* _TESTO ESTRATTO_

——————————

Le parole di Scarpinato d’altra parte aiutano a mettere a fuoco la sfida che abbiamo davanti, ancora una volta adoperando sapientemente la categoria del rapporto reale tra centri di potere e la categoria conseguente di sistema criminale. I rapporti tra centri di potere sono cambiati, è vero, tanto che giustamente fa notare Scarpinato dovrebbero mutare anche alcuni schemi interpretativi della mafia in se’ e del rapporto tra mafia e politica (oltre al concorso esterno e all’associazione mafiosa, io aggiungerei lo stesso voto di scambio), noi abbiamo la responsabilità di aggiornare l’analisi e di individuare le priorità conseguenti. Faccio alcuni esempi che derivano dal lavoro in Commissione Antimafia di questi anni.

– Il Trattato di cooperazione giudiziaria tra Italia ed Emirati, ormai pronto per l’esame del Consiglio dei Ministri (il pre-trattato venne firmato dal Ministro Orlando il 16 Settembre del 2015): non soltanto per porre fine alla latitanza di Amedeo Matacena, ma più generalmente per impedire che gli Emirati rimangano una sorta di zona franca per delinquenti italiani. La vicenda della latitanza di Matacena resta estremamente paradigmatica, almeno nella ipotesi d’accusa, di un vasto sistema di relazioni quanto meno border line (ma è proprio su questi “confini” che va cercato il nuovo-antico modo di essere mafia). Oltre a seguire lo sviluppo dell’inchiesta Breackfast e del grande lavoro della DDA di Reggio Calabria, sarebbe interessante comprendere a cosa abbiano portato le denunce mosse nel Giugno del 2014 al dott. Curcio della DNA, dall’allora capo centro AISE ad Abu Dhabi, dott. Costantini. Sarebbe poi interessante capire se esista un collegamento con i protagonisti della vicenda ANAS-Tecnis-Laudani.

– La latitanza di Messina Denaro: oltre a seguire lo sviluppo del giudizio di Appello sul sen. D’Alì, che potrà aiutare a comprendere qualcosa in più di quanto capitato al Prefetto Sodano e al capo della Squadra Mobile di Trapani, dott. Linares, bisognerà appronfire il senso delle parole della dott.ssa Principato sulla latitanza di Messina Denaro e fare attenzione che non si perda il filo del suo prezioso impegno. Bisognerà anche insistere perché il consigliere Giambalvo del Comune di Castelvetrano si dimetta, perché è inaccettabile che stia nelle Istituzioni un dichiarato tifoso di Messina Denaro.

——————————

* _COSA FARE_
1 – Riporta dal testo estratto il passo che comincia con le parole contenenti "Le parole di" e finisce con "di questi anni.".
2 – Per ciascuna affermazione indica se concorda con il testo estratto, rispondendo sì o no e citando le parole decisive: (a) il pre-trattato con gli Emirati fu firmato dal Ministro Orlando il 16 settembre 2015; (b) le denunce al dott. Curcio della DNA furono mosse nel giugno del 2015; (c) il consigliere Giambalvo fa parte del Comune di Trapani.
Le righe non hanno alcun ruolo in questo lavoro.

——————————

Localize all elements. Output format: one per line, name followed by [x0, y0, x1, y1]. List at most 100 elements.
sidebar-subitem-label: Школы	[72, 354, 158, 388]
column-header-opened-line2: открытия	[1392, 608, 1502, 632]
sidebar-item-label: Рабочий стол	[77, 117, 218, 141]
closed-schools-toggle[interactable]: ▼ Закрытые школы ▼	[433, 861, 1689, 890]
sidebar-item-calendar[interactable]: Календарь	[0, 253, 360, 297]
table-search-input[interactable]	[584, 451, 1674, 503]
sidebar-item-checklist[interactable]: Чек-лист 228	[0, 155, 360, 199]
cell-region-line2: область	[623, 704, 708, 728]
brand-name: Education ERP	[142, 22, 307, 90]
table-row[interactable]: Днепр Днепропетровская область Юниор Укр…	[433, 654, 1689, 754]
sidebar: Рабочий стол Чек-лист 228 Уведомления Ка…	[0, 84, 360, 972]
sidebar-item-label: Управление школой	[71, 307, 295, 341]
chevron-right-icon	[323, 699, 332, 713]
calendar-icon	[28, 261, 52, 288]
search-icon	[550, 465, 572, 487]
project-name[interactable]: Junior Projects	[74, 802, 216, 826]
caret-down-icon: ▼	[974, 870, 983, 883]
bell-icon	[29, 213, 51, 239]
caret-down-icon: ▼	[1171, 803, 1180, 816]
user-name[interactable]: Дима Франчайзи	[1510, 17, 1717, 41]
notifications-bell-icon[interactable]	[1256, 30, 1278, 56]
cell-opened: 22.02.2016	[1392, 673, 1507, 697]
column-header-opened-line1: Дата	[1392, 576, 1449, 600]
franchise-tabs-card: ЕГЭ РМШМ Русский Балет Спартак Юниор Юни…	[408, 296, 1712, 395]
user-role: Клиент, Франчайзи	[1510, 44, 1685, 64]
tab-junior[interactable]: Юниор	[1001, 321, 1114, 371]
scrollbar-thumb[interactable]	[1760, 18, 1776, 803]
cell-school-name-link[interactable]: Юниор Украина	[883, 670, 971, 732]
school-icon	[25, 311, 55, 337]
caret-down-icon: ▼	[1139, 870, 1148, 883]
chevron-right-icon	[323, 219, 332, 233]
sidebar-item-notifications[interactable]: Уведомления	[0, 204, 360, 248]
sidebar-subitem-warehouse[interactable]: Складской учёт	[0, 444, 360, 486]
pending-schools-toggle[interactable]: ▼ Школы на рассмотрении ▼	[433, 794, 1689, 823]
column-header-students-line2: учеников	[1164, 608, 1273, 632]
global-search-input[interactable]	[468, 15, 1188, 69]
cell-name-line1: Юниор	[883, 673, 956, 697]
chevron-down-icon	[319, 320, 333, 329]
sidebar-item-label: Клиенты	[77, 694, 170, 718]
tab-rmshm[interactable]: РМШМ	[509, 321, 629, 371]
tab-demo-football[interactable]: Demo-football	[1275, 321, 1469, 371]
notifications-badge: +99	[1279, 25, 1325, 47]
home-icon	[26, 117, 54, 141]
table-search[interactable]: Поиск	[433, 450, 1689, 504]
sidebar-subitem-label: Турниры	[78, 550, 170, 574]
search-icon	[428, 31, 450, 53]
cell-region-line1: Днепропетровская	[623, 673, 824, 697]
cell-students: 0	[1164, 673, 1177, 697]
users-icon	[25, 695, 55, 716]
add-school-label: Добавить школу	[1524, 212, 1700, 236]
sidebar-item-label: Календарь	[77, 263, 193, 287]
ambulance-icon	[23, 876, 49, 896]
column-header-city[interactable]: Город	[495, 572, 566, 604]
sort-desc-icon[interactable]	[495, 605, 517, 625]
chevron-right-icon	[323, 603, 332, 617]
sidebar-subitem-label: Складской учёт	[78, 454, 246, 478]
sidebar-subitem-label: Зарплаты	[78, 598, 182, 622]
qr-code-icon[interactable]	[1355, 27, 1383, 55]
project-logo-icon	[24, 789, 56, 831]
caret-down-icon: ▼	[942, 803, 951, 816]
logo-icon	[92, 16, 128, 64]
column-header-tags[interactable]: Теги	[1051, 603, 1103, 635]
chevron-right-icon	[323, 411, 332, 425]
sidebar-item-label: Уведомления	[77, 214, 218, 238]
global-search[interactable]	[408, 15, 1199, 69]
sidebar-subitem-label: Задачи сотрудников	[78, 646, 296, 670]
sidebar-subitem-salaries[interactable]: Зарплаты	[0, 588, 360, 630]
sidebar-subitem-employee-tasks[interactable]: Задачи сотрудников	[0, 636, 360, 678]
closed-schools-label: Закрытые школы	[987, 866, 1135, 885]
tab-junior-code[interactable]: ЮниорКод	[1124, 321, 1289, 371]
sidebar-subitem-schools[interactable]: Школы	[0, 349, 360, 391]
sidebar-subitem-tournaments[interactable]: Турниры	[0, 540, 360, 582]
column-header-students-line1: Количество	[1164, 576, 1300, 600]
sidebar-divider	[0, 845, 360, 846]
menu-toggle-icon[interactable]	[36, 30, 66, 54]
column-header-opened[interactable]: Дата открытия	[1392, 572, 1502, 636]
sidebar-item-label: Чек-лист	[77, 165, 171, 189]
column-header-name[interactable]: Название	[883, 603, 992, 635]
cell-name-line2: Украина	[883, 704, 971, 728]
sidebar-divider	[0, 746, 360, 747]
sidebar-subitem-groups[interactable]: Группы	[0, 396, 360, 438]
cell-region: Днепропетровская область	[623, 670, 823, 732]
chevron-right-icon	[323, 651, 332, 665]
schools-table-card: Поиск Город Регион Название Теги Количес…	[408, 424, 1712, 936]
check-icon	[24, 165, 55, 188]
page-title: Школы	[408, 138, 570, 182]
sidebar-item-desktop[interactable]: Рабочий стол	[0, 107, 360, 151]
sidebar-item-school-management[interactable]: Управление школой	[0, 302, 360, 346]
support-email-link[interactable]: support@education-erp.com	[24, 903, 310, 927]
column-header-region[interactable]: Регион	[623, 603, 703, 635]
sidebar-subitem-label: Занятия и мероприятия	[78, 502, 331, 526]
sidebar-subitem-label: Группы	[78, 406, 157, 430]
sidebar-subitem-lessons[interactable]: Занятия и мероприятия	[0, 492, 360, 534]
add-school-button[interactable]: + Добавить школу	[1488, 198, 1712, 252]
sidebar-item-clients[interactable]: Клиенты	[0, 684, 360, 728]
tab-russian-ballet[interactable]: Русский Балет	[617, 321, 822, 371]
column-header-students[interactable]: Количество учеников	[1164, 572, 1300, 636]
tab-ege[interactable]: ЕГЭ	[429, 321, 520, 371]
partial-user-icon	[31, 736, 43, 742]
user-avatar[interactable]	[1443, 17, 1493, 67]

——————————

* _SOLUZIONI PER COMPITO_
1 –
Le parole di Scarpinato d’altra parte aiutano a mettere a fuoco la sfida che abbiamo davanti, ancora una volta adoperando sapientemente la categoria del rapporto reale tra centri di potere e la categoria conseguente di sistema criminale. I rapporti tra centri di potere sono cambiati, è vero, tanto che giustamente fa notare Scarpinato dovrebbero mutare anche alcuni schemi interpretativi della mafia in se’ e del rapporto tra mafia e politica (oltre al concorso esterno e all’associazione mafiosa, io aggiungerei lo stesso voto di scambio), noi abbiamo la responsabilità di aggiornare l’analisi e di individuare le priorità conseguenti. Faccio alcuni esempi che derivano dal lavoro in Commissione Antimafia di questi anni.

2 –
(a) Sì: "il pre-trattato venne firmato dal Ministro Orlando il 16 Settembre del 2015".
(b) No: "le denunce mosse nel Giugno del 2014 al dott. Curcio della DNA".
(c) No: "il consigliere Giambalvo del Comune di Castelvetrano".